- [Directions for this task] Set down the lines below exactly as they appear, but leave out the pictures.

- [Supplied entries]
########################################
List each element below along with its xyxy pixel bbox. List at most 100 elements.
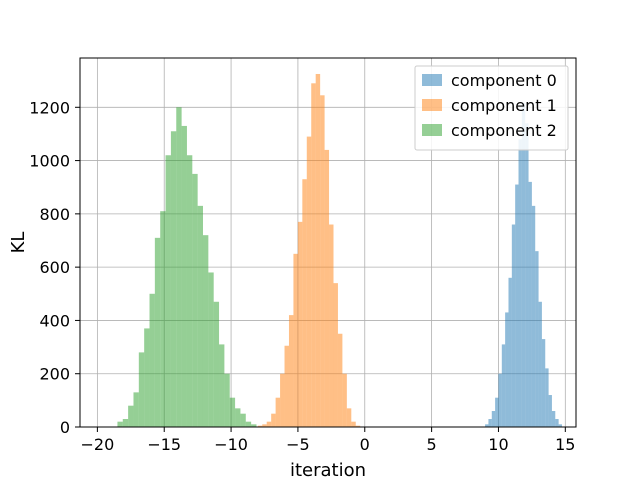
- histogram-bar-component-2: [128, 405, 134, 427]
- histogram-bar-component-2: [176, 107, 182, 427]
- histogram-bar-component-1: [275, 397, 281, 427]
- histogram-bar-component-0: [538, 301, 542, 427]
- legend-swatch: [422, 99, 442, 111]
- histogram-bar-component-0: [551, 411, 556, 427]
- histogram-bar-component-2: [240, 413, 246, 427]
- legend-label: component 0: [451, 71, 557, 90]
- histogram-bar-component-2: [251, 424, 257, 427]
- x-tick-label: 5: [427, 435, 437, 454]
- histogram-bar-component-2: [192, 173, 198, 427]
- x-axis-label: iteration: [290, 460, 366, 480]
- histogram-bar-component-2: [202, 235, 209, 427]
- histogram-bar-component-2: [144, 328, 150, 427]
- histogram-bar-component-0: [518, 139, 522, 427]
- histogram-bar-component-2: [245, 421, 252, 427]
- histogram-bar-component-1: [337, 333, 343, 427]
- histogram-bar-component-2: [197, 205, 203, 427]
- histogram-bar-component-1: [346, 408, 352, 427]
- histogram-bar-component-1: [355, 425, 361, 427]
- x-tick-label: −20: [80, 435, 114, 454]
- histogram-bar-component-0: [541, 339, 546, 427]
- histogram-bar-component-0: [511, 224, 516, 427]
- histogram-bar-component-2: [117, 421, 123, 427]
- histogram-bar-component-1: [271, 413, 276, 427]
- histogram-bar-component-0: [525, 123, 529, 428]
- histogram-bar-component-1: [351, 421, 356, 427]
- y-tick-label: 600: [39, 258, 70, 277]
- legend-box: [414, 65, 569, 151]
- histogram-bar-component-0: [515, 184, 519, 427]
- histogram-bar-component-2: [224, 373, 230, 427]
- histogram-bar-component-2: [219, 344, 225, 427]
- histogram-bar-component-1: [257, 425, 263, 427]
- histogram-bar-component-0: [528, 181, 532, 427]
- histogram-bar-component-0: [535, 251, 539, 427]
- histogram-bar-component-0: [495, 397, 499, 427]
- histogram-bar-component-1: [288, 315, 294, 427]
- x-tick-label: −5: [286, 435, 310, 454]
- histogram-bar-component-1: [293, 253, 298, 427]
- histogram-bar-component-1: [280, 373, 285, 427]
- legend-label: component 2: [451, 121, 557, 140]
- histogram-bar-component-2: [165, 155, 171, 427]
- histogram-bar-component-0: [555, 419, 559, 427]
- histogram-bars: [117, 73, 562, 428]
- histogram-bar-component-0: [548, 395, 552, 427]
- histogram-bar-component-1: [284, 345, 289, 427]
- x-tick-label: −10: [214, 435, 248, 454]
- histogram-bar-component-2: [160, 211, 166, 427]
- histogram-bar-component-1: [329, 224, 334, 427]
- histogram-bar-component-1: [333, 283, 338, 427]
- histogram-bar-component-1: [266, 421, 272, 427]
- histogram-bar-component-2: [208, 272, 214, 427]
- histogram-bar-component-0: [505, 312, 509, 427]
- legend-swatch: [422, 124, 442, 136]
- histogram-bar-component-2: [213, 301, 220, 427]
- histogram-bar-component-2: [229, 397, 236, 427]
- histogram-bar-component-1: [320, 95, 325, 428]
- y-tick-label: 0: [60, 418, 70, 437]
- histogram-bar-component-2: [181, 125, 187, 427]
- histogram-bar-component-0: [498, 373, 502, 427]
- histogram-bar-component-2: [138, 352, 145, 427]
- x-tick-label: −15: [147, 435, 181, 454]
- histogram-bar-component-2: [149, 293, 155, 427]
- histogram-bar-component-1: [315, 73, 321, 427]
- histogram-bar-component-1: [311, 83, 316, 427]
- histogram-bar-component-0: [521, 103, 526, 427]
- legend: component 0 component 1 component 2: [414, 65, 569, 151]
- histogram-bar-component-2: [133, 392, 139, 427]
- plot-frame: [79, 57, 577, 428]
- histogram-bar-component-0: [501, 344, 506, 427]
- histogram-bar-component-1: [306, 136, 312, 427]
- histogram-bar-component-1: [262, 424, 267, 427]
- histogram-bar-component-2: [235, 408, 241, 427]
- x-tick-label: 10: [488, 435, 508, 454]
- histogram-bar-component-0: [545, 368, 549, 427]
- histogram-bar-component-0: [508, 277, 512, 427]
- x-tick-label: 0: [360, 435, 370, 454]
- histogram-bar-component-0: [485, 424, 489, 427]
- y-tick-label: 800: [39, 205, 70, 224]
- histogram-bar-component-0: [531, 205, 536, 427]
- histogram-bar-component-2: [154, 237, 161, 427]
- histogram-bar-component-1: [324, 149, 330, 427]
- legend-label: component 1: [451, 96, 557, 115]
- histogram-bar-component-0: [488, 419, 492, 427]
- legend-swatch: [422, 74, 442, 86]
- histogram-bar-component-1: [302, 179, 307, 427]
- histogram-bar-component-2: [186, 155, 193, 427]
- y-tick-label: 400: [39, 311, 70, 330]
- y-axis-ticks: 0 200 400 600 800 1000 1200: [29, 98, 80, 437]
- x-tick-label: 15: [555, 435, 575, 454]
- histogram-bar-component-2: [170, 131, 177, 427]
- histogram-bar-component-2: [122, 419, 129, 427]
- y-axis-label: KL: [8, 232, 29, 254]
- histogram-bar-component-1: [342, 373, 347, 427]
- histogram-bar-component-1: [297, 221, 303, 427]
- y-tick-label: 1000: [29, 152, 70, 171]
- histogram-bar-component-0: [491, 411, 496, 427]
- y-tick-label: 200: [39, 365, 70, 384]
- y-tick-label: 1200: [29, 98, 70, 117]
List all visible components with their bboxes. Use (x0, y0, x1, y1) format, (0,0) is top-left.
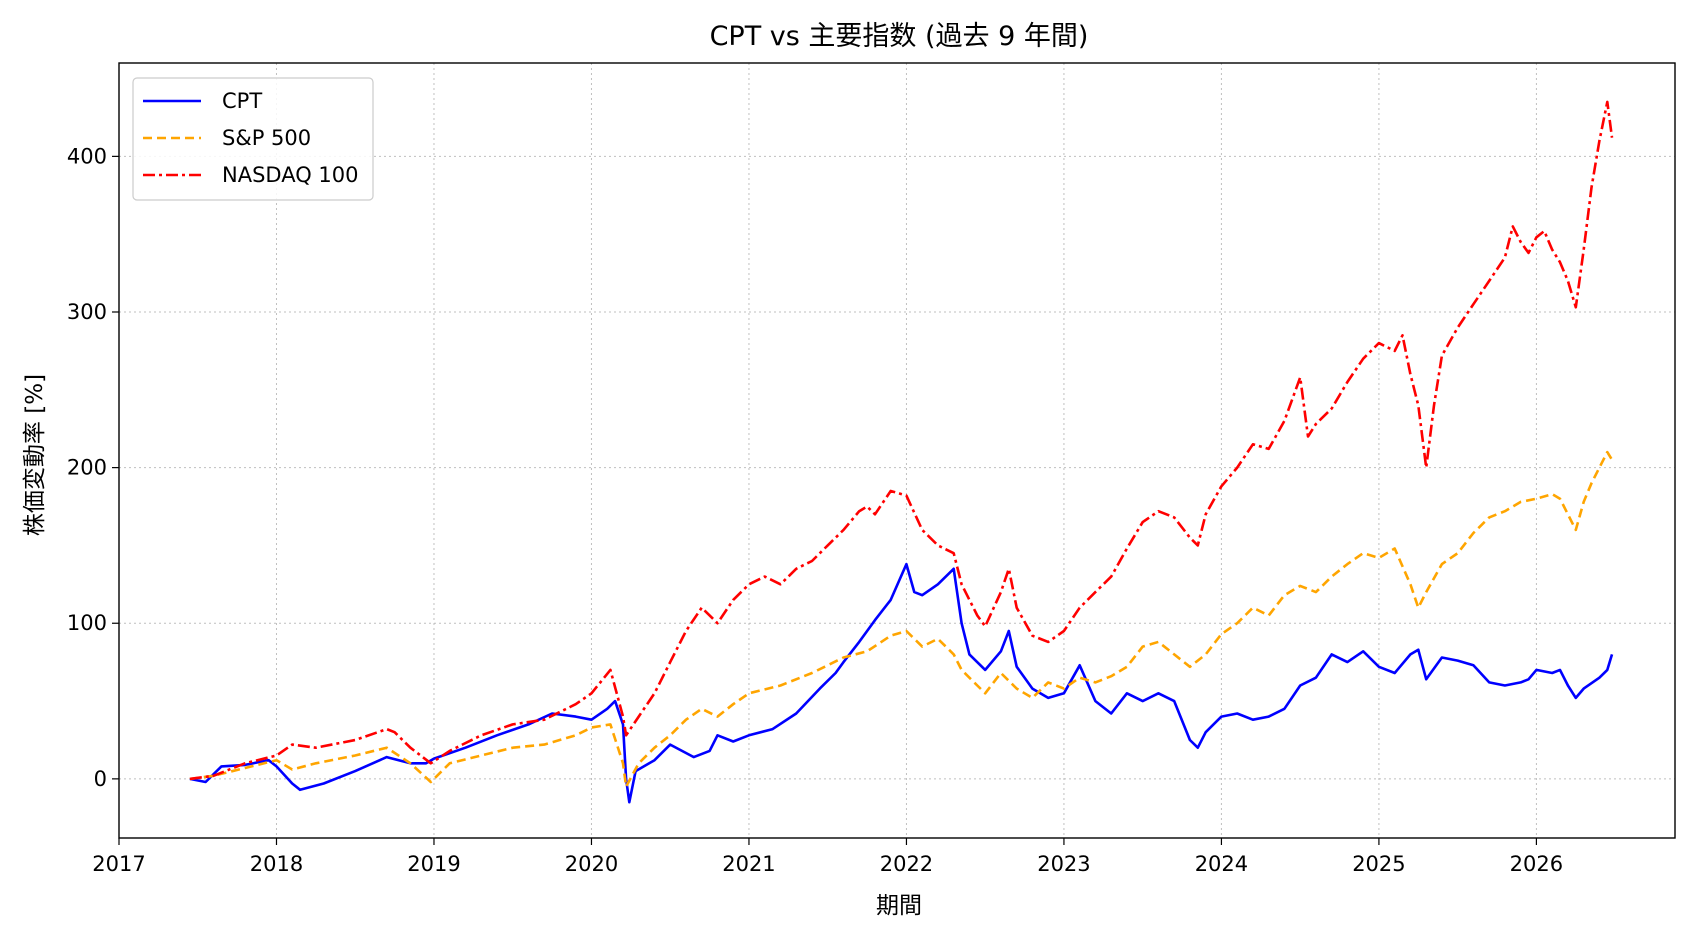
y-tick-label: 100 (67, 611, 107, 635)
legend-label: NASDAQ 100 (222, 163, 359, 187)
grid-layer (118, 63, 1675, 838)
y-tick-label: 200 (67, 456, 107, 480)
plot-frame (118, 62, 1676, 839)
legend-label: CPT (222, 89, 262, 113)
legend-box (132, 77, 374, 201)
series-layer (189, 100, 1614, 804)
x-tick-label: 2026 (1510, 852, 1563, 876)
x-tick-label: 2017 (92, 852, 145, 876)
legend-label: S&P 500 (222, 126, 311, 150)
x-axis-label: 期間 (876, 893, 922, 919)
x-tick-label: 2018 (250, 852, 303, 876)
y-tick-label: 0 (94, 767, 107, 791)
x-tick-label: 2020 (565, 852, 618, 876)
series-line-s-p-500 (189, 450, 1614, 788)
y-axis-label: 株価変動率 [%] (22, 374, 48, 536)
ticks-layer: 2017 2018 2019 2020 2021 2022 2023 2024 2025 2026… (67, 144, 1563, 876)
series-line-nasdaq-100 (189, 100, 1614, 781)
x-tick-label: 2019 (407, 852, 460, 876)
legend: CPT S&P 500 NASDAQ 100 (132, 77, 374, 201)
x-tick-label: 2022 (880, 852, 933, 876)
x-tick-label: 2023 (1037, 852, 1090, 876)
y-tick-label: 300 (67, 300, 107, 324)
series-line-cpt (189, 562, 1614, 804)
x-tick-label: 2024 (1195, 852, 1248, 876)
y-tick-label: 400 (67, 144, 107, 168)
x-tick-label: 2021 (722, 852, 775, 876)
x-tick-label: 2025 (1352, 852, 1405, 876)
chart-title: CPT vs 主要指数 (過去 9 年間) (710, 21, 1089, 52)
########################################
- [Exercise answer]
List each element below along with its xyxy pixel bbox. List at most 100 elements.
- histogram-bar-component-2: [128, 405, 134, 427]
- histogram-bar-component-2: [176, 107, 182, 427]
- histogram-bar-component-1: [275, 397, 281, 427]
- histogram-bar-component-0: [538, 301, 542, 427]
- legend-swatch: [422, 99, 442, 111]
- histogram-bar-component-0: [551, 411, 556, 427]
- histogram-bar-component-2: [240, 413, 246, 427]
- legend-label: component 0: [451, 71, 557, 90]
- histogram-bar-component-2: [251, 424, 257, 427]
- x-tick-label: 5: [427, 435, 437, 454]
- histogram-bar-component-2: [192, 173, 198, 427]
- x-axis-label: iteration: [290, 460, 366, 480]
- histogram-bar-component-2: [202, 235, 209, 427]
- histogram-bar-component-2: [144, 328, 150, 427]
- histogram-bar-component-0: [518, 139, 522, 427]
- histogram-bar-component-2: [245, 421, 252, 427]
- histogram-bar-component-1: [337, 333, 343, 427]
- histogram-bar-component-2: [197, 205, 203, 427]
- histogram-bar-component-1: [346, 408, 352, 427]
- histogram-bar-component-1: [355, 425, 361, 427]
- x-tick-label: −20: [80, 435, 114, 454]
- histogram-bar-component-0: [541, 339, 546, 427]
- histogram-bar-component-0: [511, 224, 516, 427]
- histogram-bar-component-2: [117, 421, 123, 427]
- histogram-bar-component-1: [271, 413, 276, 427]
- histogram-bar-component-0: [525, 123, 529, 428]
- histogram-bar-component-1: [351, 421, 356, 427]
- y-tick-label: 600: [39, 258, 70, 277]
- legend-box: [414, 65, 569, 151]
- histogram-bar-component-0: [515, 184, 519, 427]
- histogram-bar-component-2: [224, 373, 230, 427]
- histogram-bar-component-2: [219, 344, 225, 427]
- histogram-bar-component-1: [257, 425, 263, 427]
- histogram-bar-component-0: [528, 181, 532, 427]
- histogram-bar-component-0: [535, 251, 539, 427]
- histogram-bar-component-0: [495, 397, 499, 427]
- histogram-bar-component-1: [288, 315, 294, 427]
- x-tick-label: −5: [286, 435, 310, 454]
- histogram-bar-component-1: [293, 253, 298, 427]
- histogram-bar-component-1: [280, 373, 285, 427]
- legend-label: component 2: [451, 121, 557, 140]
- histogram-bar-component-2: [165, 155, 171, 427]
- histogram-bar-component-0: [555, 419, 559, 427]
- histogram-bars: [117, 73, 562, 428]
- histogram-bar-component-0: [548, 395, 552, 427]
- histogram-bar-component-1: [284, 345, 289, 427]
- x-tick-label: −10: [214, 435, 248, 454]
- histogram-bar-component-2: [160, 211, 166, 427]
- histogram-bar-component-1: [329, 224, 334, 427]
- histogram-bar-component-1: [333, 283, 338, 427]
- histogram-bar-component-1: [266, 421, 272, 427]
- histogram-bar-component-2: [208, 272, 214, 427]
- histogram-bar-component-0: [505, 312, 509, 427]
- legend-swatch: [422, 124, 442, 136]
- histogram-bar-component-2: [213, 301, 220, 427]
- histogram-bar-component-2: [229, 397, 236, 427]
- histogram-bar-component-1: [320, 95, 325, 428]
- y-tick-label: 0: [60, 418, 70, 437]
- histogram-bar-component-2: [181, 125, 187, 427]
- histogram-bar-component-0: [498, 373, 502, 427]
- histogram-bar-component-2: [138, 352, 145, 427]
- x-tick-label: −15: [147, 435, 181, 454]
- histogram-bar-component-2: [149, 293, 155, 427]
- histogram-bar-component-1: [315, 73, 321, 427]
- histogram-bar-component-1: [311, 83, 316, 427]
- histogram-bar-component-0: [521, 103, 526, 427]
- legend: component 0 component 1 component 2: [414, 65, 569, 151]
- histogram-bar-component-2: [133, 392, 139, 427]
- plot-frame: [79, 57, 577, 428]
- histogram-bar-component-0: [501, 344, 506, 427]
- histogram-bar-component-1: [306, 136, 312, 427]
- histogram-bar-component-1: [262, 424, 267, 427]
- histogram-bar-component-2: [235, 408, 241, 427]
- x-tick-label: 10: [488, 435, 508, 454]
- histogram-bar-component-0: [545, 368, 549, 427]
- histogram-bar-component-0: [508, 277, 512, 427]
- x-tick-label: 0: [360, 435, 370, 454]
- histogram-bar-component-0: [485, 424, 489, 427]
- y-tick-label: 800: [39, 205, 70, 224]
- histogram-bar-component-0: [531, 205, 536, 427]
- histogram-bar-component-2: [154, 237, 161, 427]
- histogram-bar-component-1: [324, 149, 330, 427]
- legend-label: component 1: [451, 96, 557, 115]
- histogram-bar-component-0: [488, 419, 492, 427]
- legend-swatch: [422, 74, 442, 86]
- histogram-bar-component-1: [302, 179, 307, 427]
- histogram-bar-component-2: [186, 155, 193, 427]
- y-tick-label: 400: [39, 311, 70, 330]
- y-axis-ticks: 0 200 400 600 800 1000 1200: [29, 98, 80, 437]
- x-tick-label: 15: [555, 435, 575, 454]
- histogram-bar-component-2: [170, 131, 177, 427]
- histogram-bar-component-2: [122, 419, 129, 427]
- y-axis-label: KL: [8, 232, 29, 254]
- histogram-bar-component-1: [342, 373, 347, 427]
- histogram-bar-component-1: [297, 221, 303, 427]
- y-tick-label: 1000: [29, 152, 70, 171]
- histogram-bar-component-0: [491, 411, 496, 427]
- y-tick-label: 200: [39, 365, 70, 384]
- y-tick-label: 1200: [29, 98, 70, 117]
List all visible components with their bboxes. Use (x0, y0, x1, y1) format, (0,0) is top-left.
y-tick-label: 100 (67, 611, 107, 635)
legend-label: NASDAQ 100 (222, 163, 359, 187)
grid-layer (118, 63, 1675, 838)
y-tick-label: 200 (67, 456, 107, 480)
plot-frame (118, 62, 1676, 839)
legend-label: CPT (222, 89, 262, 113)
legend-box (132, 77, 374, 201)
series-layer (189, 100, 1614, 804)
x-tick-label: 2026 (1510, 852, 1563, 876)
x-tick-label: 2017 (92, 852, 145, 876)
legend-label: S&P 500 (222, 126, 311, 150)
x-axis-label: 期間 (876, 893, 922, 919)
x-tick-label: 2018 (250, 852, 303, 876)
y-tick-label: 0 (94, 767, 107, 791)
x-tick-label: 2020 (565, 852, 618, 876)
series-line-s-p-500 (189, 450, 1614, 788)
y-axis-label: 株価変動率 [%] (22, 374, 48, 536)
ticks-layer: 2017 2018 2019 2020 2021 2022 2023 2024 2025 2026… (67, 144, 1563, 876)
series-line-nasdaq-100 (189, 100, 1614, 781)
x-tick-label: 2019 (407, 852, 460, 876)
legend: CPT S&P 500 NASDAQ 100 (132, 77, 374, 201)
x-tick-label: 2022 (880, 852, 933, 876)
x-tick-label: 2023 (1037, 852, 1090, 876)
y-tick-label: 300 (67, 300, 107, 324)
series-line-cpt (189, 562, 1614, 804)
x-tick-label: 2024 (1195, 852, 1248, 876)
y-tick-label: 400 (67, 144, 107, 168)
x-tick-label: 2021 (722, 852, 775, 876)
x-tick-label: 2025 (1352, 852, 1405, 876)
chart-title: CPT vs 主要指数 (過去 9 年間) (710, 21, 1089, 52)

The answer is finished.